● Given problem
Copy every line from the data below in which the string "vandalism" can be found.

Dataset listings of figures:
***

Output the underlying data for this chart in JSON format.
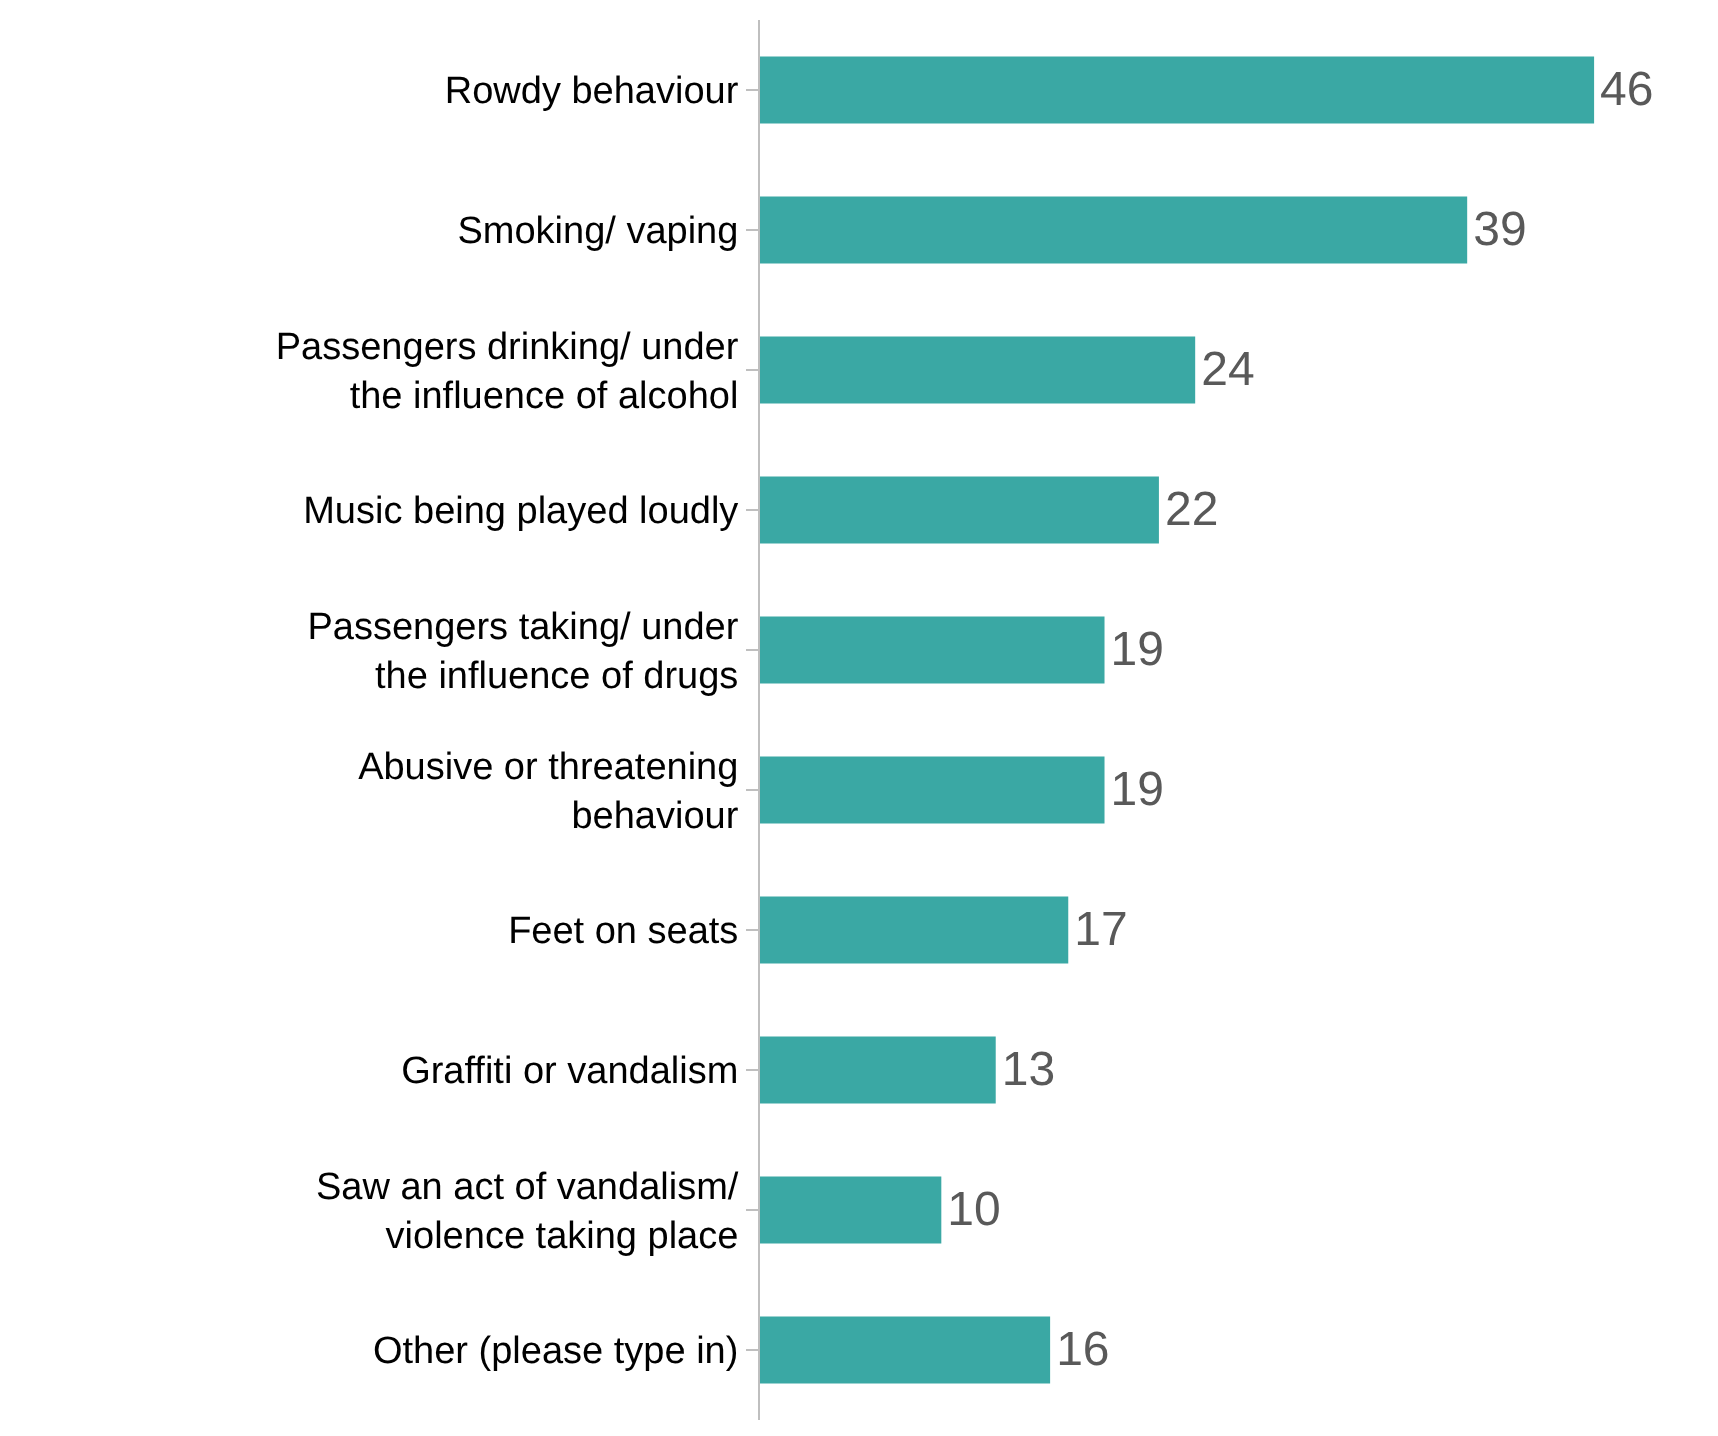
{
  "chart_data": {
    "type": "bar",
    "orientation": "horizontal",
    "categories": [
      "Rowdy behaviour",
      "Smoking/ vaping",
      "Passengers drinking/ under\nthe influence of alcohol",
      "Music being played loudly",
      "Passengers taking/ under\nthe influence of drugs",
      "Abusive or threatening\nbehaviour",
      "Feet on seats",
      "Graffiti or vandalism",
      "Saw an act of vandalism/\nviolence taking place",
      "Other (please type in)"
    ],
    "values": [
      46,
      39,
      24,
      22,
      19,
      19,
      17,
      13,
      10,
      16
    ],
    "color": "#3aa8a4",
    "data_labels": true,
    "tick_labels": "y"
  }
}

***

● Response for this exercise
      "Graffiti or vandalism",
      "Saw an act of vandalism/\nviolence taking place",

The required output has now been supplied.